→ THE PROBLEM: The entries are to be returned exactly, with images left out.
======== RECORD SET
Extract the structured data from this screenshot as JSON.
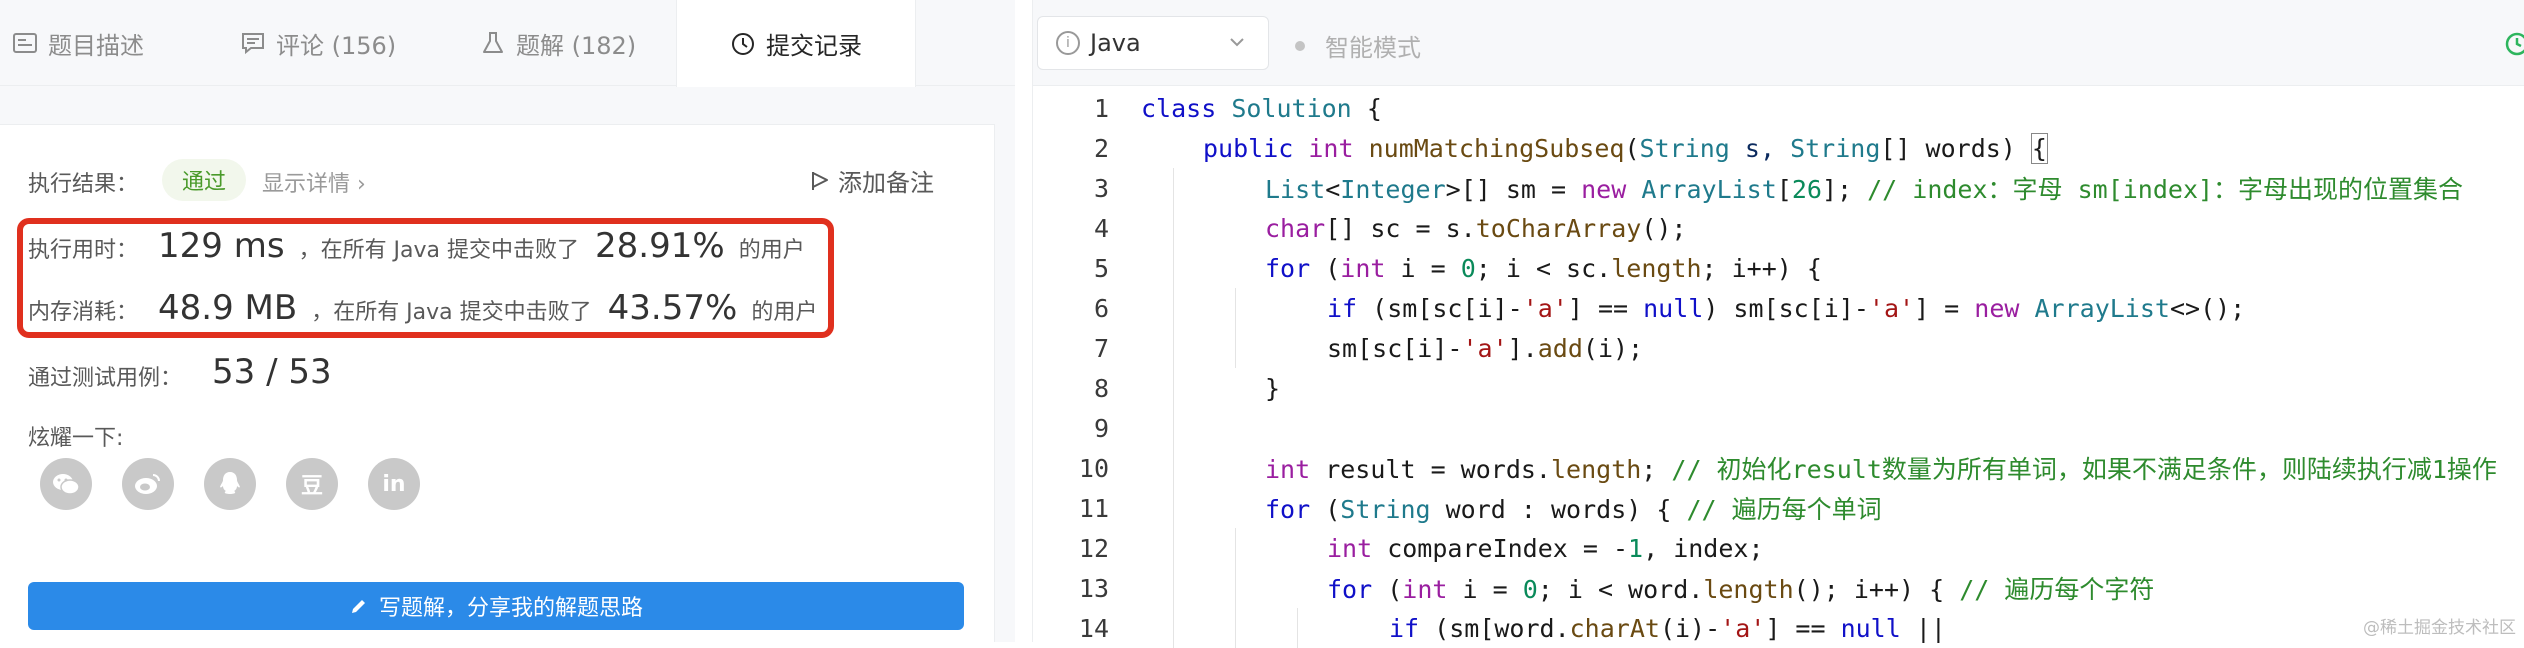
{
  "tabs": [
    {
      "label": "题目描述",
      "icon": "description-icon"
    },
    {
      "label": "评论 (156)",
      "icon": "comment-icon"
    },
    {
      "label": "题解 (182)",
      "icon": "flask-icon"
    },
    {
      "label": "提交记录",
      "icon": "clock-icon"
    }
  ],
  "result": {
    "label": "执行结果：",
    "status": "通过",
    "detail_link": "显示详情 ›",
    "note_button": "添加备注"
  },
  "stats": {
    "runtime": {
      "label": "执行用时：",
      "value": "129 ms",
      "middle": "，在所有 Java 提交中击败了",
      "percent": "28.91%",
      "tail": "的用户"
    },
    "memory": {
      "label": "内存消耗：",
      "value": "48.9 MB",
      "middle": "，在所有 Java 提交中击败了",
      "percent": "43.57%",
      "tail": "的用户"
    }
  },
  "tests": {
    "label": "通过测试用例：",
    "value": "53 / 53"
  },
  "share": {
    "label": "炫耀一下:",
    "icons": [
      "wechat-icon",
      "weibo-icon",
      "qq-icon",
      "douban-icon",
      "linkedin-icon"
    ]
  },
  "write_button": "写题解，分享我的解题思路",
  "editor": {
    "language": "Java",
    "smart_mode": "智能模式",
    "accent": "#2db55d"
  },
  "code_lines": [
    {
      "n": "1"
    },
    {
      "n": "2"
    },
    {
      "n": "3"
    },
    {
      "n": "4"
    },
    {
      "n": "5"
    },
    {
      "n": "6"
    },
    {
      "n": "7"
    },
    {
      "n": "8"
    },
    {
      "n": "9"
    },
    {
      "n": "10"
    },
    {
      "n": "11"
    },
    {
      "n": "12"
    },
    {
      "n": "13"
    },
    {
      "n": "14"
    }
  ],
  "code_tokens": {
    "l1": [
      "class",
      "Solution",
      "{"
    ],
    "l2": [
      "public",
      "int",
      "numMatchingSubseq",
      "(",
      "String",
      "s,",
      "String",
      "[] words)",
      "{"
    ],
    "l3": [
      "List",
      "<",
      "Integer",
      ">[] sm = ",
      "new",
      "ArrayList",
      "[",
      "26",
      "]; ",
      "// index：字母 sm[index]：字母出现的位置集合"
    ],
    "l4": [
      "char",
      "[] sc = s.",
      "toCharArray",
      "();"
    ],
    "l5": [
      "for",
      " (",
      "int",
      " i = ",
      "0",
      "; i < sc.",
      "length",
      "; i++) {"
    ],
    "l6": [
      "if",
      " (sm[sc[i]-",
      "'a'",
      "] == ",
      "null",
      ") sm[sc[i]-",
      "'a'",
      "] = ",
      "new",
      " ",
      "ArrayList",
      "<>();"
    ],
    "l7": [
      "sm[sc[i]-",
      "'a'",
      "].",
      "add",
      "(i);"
    ],
    "l8": [
      "}"
    ],
    "l10": [
      "int",
      " result = words.",
      "length",
      "; ",
      "// 初始化result数量为所有单词，如果不满足条件，则陆续执行减1操作"
    ],
    "l11": [
      "for",
      " (",
      "String",
      " word : words) { ",
      "// 遍历每个单词"
    ],
    "l12": [
      "int",
      " compareIndex = -",
      "1",
      ", index;"
    ],
    "l13": [
      "for",
      " (",
      "int",
      " i = ",
      "0",
      "; i < word.",
      "length",
      "(); i++) { ",
      "// 遍历每个字符"
    ],
    "l14": [
      "if",
      " (sm[word.",
      "charAt",
      "(i)-",
      "'a'",
      "] == ",
      "null",
      " ||"
    ]
  },
  "watermark": "@稀土掘金技术社区"
}
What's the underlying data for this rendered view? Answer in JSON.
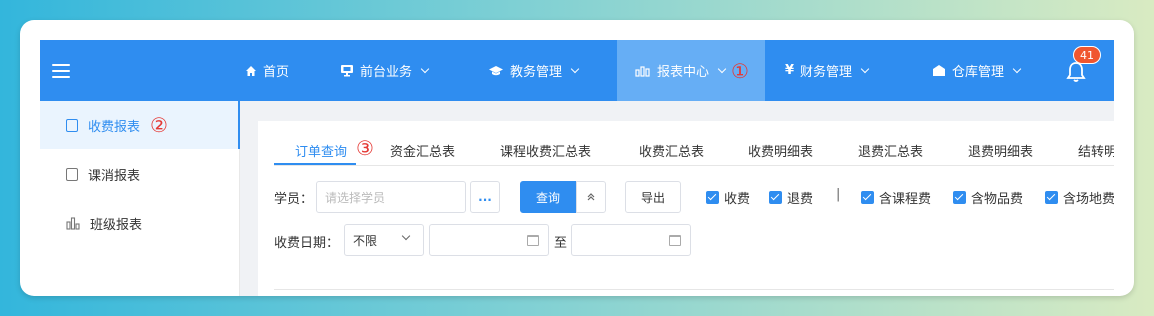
================
→ THE COMPLETED TASK:
Extract the structured data from this screenshot as JSON.
{
  "tabs": [
    {
      "label": "题目描述",
      "icon": "description-icon"
    },
    {
      "label": "评论 (156)",
      "icon": "comment-icon"
    },
    {
      "label": "题解 (182)",
      "icon": "flask-icon"
    },
    {
      "label": "提交记录",
      "icon": "clock-icon"
    }
  ],
  "result": {
    "label": "执行结果：",
    "status": "通过",
    "detail_link": "显示详情 ›",
    "note_button": "添加备注"
  },
  "stats": {
    "runtime": {
      "label": "执行用时：",
      "value": "129 ms",
      "middle": "，在所有 Java 提交中击败了",
      "percent": "28.91%",
      "tail": "的用户"
    },
    "memory": {
      "label": "内存消耗：",
      "value": "48.9 MB",
      "middle": "，在所有 Java 提交中击败了",
      "percent": "43.57%",
      "tail": "的用户"
    }
  },
  "tests": {
    "label": "通过测试用例：",
    "value": "53 / 53"
  },
  "share": {
    "label": "炫耀一下:",
    "icons": [
      "wechat-icon",
      "weibo-icon",
      "qq-icon",
      "douban-icon",
      "linkedin-icon"
    ]
  },
  "write_button": "写题解，分享我的解题思路",
  "editor": {
    "language": "Java",
    "smart_mode": "智能模式",
    "accent": "#2db55d"
  },
  "code_lines": [
    {
      "n": "1"
    },
    {
      "n": "2"
    },
    {
      "n": "3"
    },
    {
      "n": "4"
    },
    {
      "n": "5"
    },
    {
      "n": "6"
    },
    {
      "n": "7"
    },
    {
      "n": "8"
    },
    {
      "n": "9"
    },
    {
      "n": "10"
    },
    {
      "n": "11"
    },
    {
      "n": "12"
    },
    {
      "n": "13"
    },
    {
      "n": "14"
    }
  ],
  "code_tokens": {
    "l1": [
      "class",
      "Solution",
      "{"
    ],
    "l2": [
      "public",
      "int",
      "numMatchingSubseq",
      "(",
      "String",
      "s,",
      "String",
      "[] words)",
      "{"
    ],
    "l3": [
      "List",
      "<",
      "Integer",
      ">[] sm = ",
      "new",
      "ArrayList",
      "[",
      "26",
      "]; ",
      "// index：字母 sm[index]：字母出现的位置集合"
    ],
    "l4": [
      "char",
      "[] sc = s.",
      "toCharArray",
      "();"
    ],
    "l5": [
      "for",
      " (",
      "int",
      " i = ",
      "0",
      "; i < sc.",
      "length",
      "; i++) {"
    ],
    "l6": [
      "if",
      " (sm[sc[i]-",
      "'a'",
      "] == ",
      "null",
      ") sm[sc[i]-",
      "'a'",
      "] = ",
      "new",
      " ",
      "ArrayList",
      "<>();"
    ],
    "l7": [
      "sm[sc[i]-",
      "'a'",
      "].",
      "add",
      "(i);"
    ],
    "l8": [
      "}"
    ],
    "l10": [
      "int",
      " result = words.",
      "length",
      "; ",
      "// 初始化result数量为所有单词，如果不满足条件，则陆续执行减1操作"
    ],
    "l11": [
      "for",
      " (",
      "String",
      " word : words) { ",
      "// 遍历每个单词"
    ],
    "l12": [
      "int",
      " compareIndex = -",
      "1",
      ", index;"
    ],
    "l13": [
      "for",
      " (",
      "int",
      " i = ",
      "0",
      "; i < word.",
      "length",
      "(); i++) { ",
      "// 遍历每个字符"
    ],
    "l14": [
      "if",
      " (sm[word.",
      "charAt",
      "(i)-",
      "'a'",
      "] == ",
      "null",
      " ||"
    ]
  },
  "watermark": "@稀土掘金技术社区"
}
What's the underlying data for this rendered view? Answer in JSON.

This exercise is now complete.